§ **DIRECTIONS FOR THIS TASK**:
Copy nothing but the lines from the one containing "Serialize everything readable" through the last line of the records, repeated exactly and without pictures.

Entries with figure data
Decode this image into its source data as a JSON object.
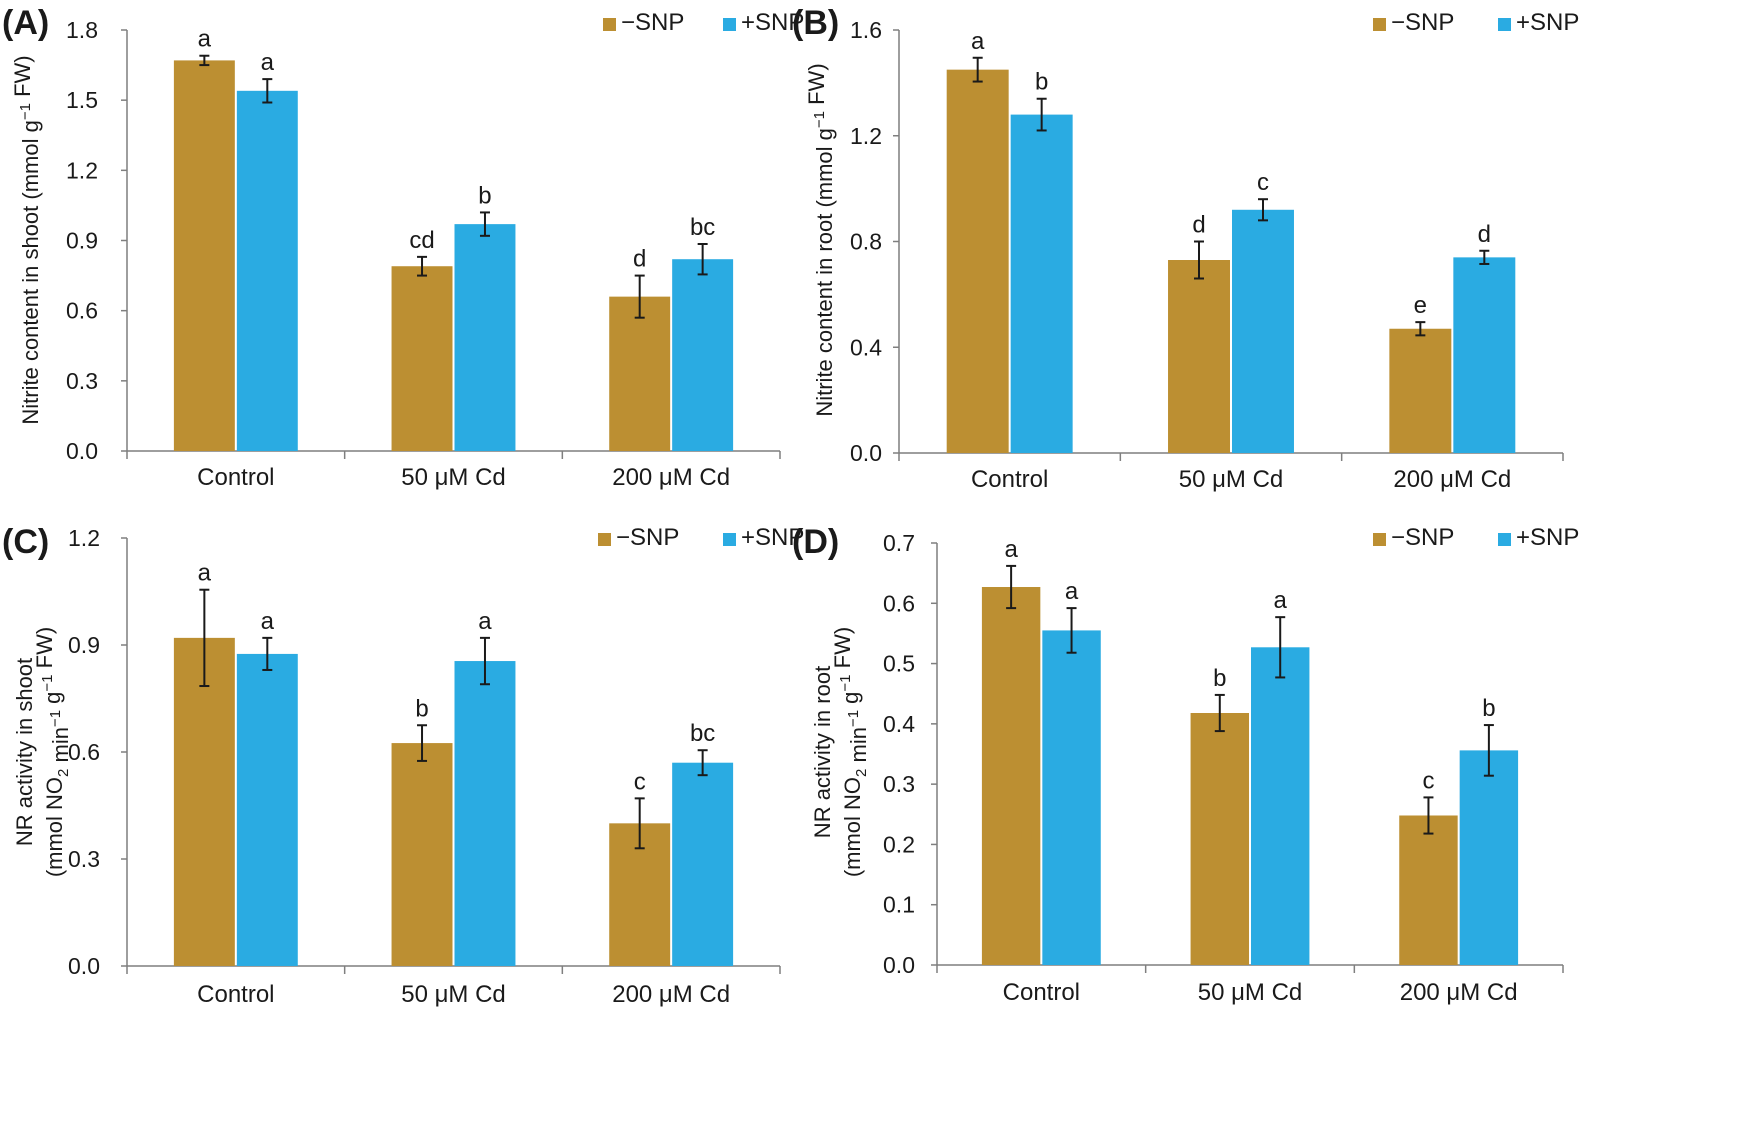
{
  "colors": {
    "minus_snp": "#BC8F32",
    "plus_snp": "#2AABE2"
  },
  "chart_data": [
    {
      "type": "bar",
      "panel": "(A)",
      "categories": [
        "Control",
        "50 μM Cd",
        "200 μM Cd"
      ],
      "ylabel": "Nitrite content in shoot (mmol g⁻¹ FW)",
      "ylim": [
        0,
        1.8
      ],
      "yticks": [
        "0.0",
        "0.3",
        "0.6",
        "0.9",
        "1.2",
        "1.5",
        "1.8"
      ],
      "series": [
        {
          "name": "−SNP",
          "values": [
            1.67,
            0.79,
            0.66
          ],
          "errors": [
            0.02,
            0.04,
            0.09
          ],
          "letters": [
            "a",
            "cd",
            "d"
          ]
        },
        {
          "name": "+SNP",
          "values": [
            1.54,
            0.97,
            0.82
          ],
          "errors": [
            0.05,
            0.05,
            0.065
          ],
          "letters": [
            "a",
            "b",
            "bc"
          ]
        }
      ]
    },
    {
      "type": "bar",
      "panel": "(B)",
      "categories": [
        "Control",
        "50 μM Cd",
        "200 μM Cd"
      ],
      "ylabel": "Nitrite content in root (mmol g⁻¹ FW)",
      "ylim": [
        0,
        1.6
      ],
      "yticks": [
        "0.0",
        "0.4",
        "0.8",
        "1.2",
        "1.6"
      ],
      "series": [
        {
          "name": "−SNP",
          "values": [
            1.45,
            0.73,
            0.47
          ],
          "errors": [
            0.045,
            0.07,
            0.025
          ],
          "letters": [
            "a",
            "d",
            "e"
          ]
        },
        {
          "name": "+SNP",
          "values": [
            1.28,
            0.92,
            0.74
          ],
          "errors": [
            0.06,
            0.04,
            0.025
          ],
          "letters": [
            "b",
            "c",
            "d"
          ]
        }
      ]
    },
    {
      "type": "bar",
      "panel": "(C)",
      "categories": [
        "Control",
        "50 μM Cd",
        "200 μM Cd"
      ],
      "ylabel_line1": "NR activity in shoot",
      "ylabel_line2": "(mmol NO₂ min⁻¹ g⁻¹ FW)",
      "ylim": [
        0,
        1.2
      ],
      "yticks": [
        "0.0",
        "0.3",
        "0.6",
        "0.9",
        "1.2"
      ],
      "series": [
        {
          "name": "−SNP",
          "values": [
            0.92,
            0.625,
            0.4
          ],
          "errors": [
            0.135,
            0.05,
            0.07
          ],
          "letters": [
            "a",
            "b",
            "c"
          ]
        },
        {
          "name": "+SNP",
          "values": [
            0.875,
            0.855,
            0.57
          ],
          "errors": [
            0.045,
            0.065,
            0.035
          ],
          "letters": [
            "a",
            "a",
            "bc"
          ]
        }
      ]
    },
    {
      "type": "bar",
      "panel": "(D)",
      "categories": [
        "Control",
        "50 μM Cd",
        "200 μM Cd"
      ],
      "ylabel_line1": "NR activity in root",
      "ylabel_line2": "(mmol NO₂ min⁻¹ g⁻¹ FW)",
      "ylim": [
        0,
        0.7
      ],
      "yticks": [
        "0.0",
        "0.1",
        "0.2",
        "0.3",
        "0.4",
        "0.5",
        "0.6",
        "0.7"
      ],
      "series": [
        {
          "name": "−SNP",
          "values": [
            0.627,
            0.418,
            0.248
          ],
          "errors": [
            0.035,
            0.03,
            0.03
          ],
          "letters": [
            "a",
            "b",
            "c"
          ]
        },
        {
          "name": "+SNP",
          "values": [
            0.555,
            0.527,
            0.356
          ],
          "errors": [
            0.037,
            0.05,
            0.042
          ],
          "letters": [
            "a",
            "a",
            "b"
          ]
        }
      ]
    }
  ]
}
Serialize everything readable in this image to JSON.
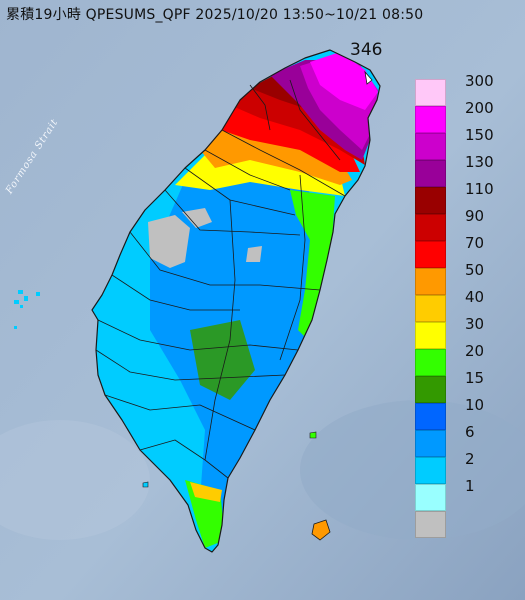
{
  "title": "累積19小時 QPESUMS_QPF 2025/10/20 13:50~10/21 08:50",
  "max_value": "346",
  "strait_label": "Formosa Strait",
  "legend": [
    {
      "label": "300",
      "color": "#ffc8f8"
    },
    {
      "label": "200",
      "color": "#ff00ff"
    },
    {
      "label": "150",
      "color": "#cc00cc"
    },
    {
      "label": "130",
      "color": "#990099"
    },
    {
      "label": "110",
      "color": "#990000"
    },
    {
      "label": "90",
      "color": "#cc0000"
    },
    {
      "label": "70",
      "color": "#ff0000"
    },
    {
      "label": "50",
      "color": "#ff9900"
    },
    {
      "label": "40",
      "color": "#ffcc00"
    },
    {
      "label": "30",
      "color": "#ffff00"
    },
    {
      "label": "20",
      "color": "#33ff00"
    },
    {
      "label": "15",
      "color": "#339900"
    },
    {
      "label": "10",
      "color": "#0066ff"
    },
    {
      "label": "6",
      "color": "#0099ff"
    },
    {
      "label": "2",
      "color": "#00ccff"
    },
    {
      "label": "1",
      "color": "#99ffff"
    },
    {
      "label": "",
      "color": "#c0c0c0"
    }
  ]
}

§ **SOLUTION TO THIS PROBLEM**:
Serialize everything readable in this image to JSON.
{
  "title": "累積19小時 QPESUMS_QPF 2025/10/20 13:50~10/21 08:50",
  "max_value": "346",
  "strait_label": "Formosa Strait",
  "legend": [
    {
      "label": "300",
      "color": "#ffc8f8"
    },
    {
      "label": "200",
      "color": "#ff00ff"
    },
    {
      "label": "150",
      "color": "#cc00cc"
    },
    {
      "label": "130",
      "color": "#990099"
    },
    {
      "label": "110",
      "color": "#990000"
    },
    {
      "label": "90",
      "color": "#cc0000"
    },
    {
      "label": "70",
      "color": "#ff0000"
    },
    {
      "label": "50",
      "color": "#ff9900"
    },
    {
      "label": "40",
      "color": "#ffcc00"
    },
    {
      "label": "30",
      "color": "#ffff00"
    },
    {
      "label": "20",
      "color": "#33ff00"
    },
    {
      "label": "15",
      "color": "#339900"
    },
    {
      "label": "10",
      "color": "#0066ff"
    },
    {
      "label": "6",
      "color": "#0099ff"
    },
    {
      "label": "2",
      "color": "#00ccff"
    },
    {
      "label": "1",
      "color": "#99ffff"
    },
    {
      "label": "",
      "color": "#c0c0c0"
    }
  ]
}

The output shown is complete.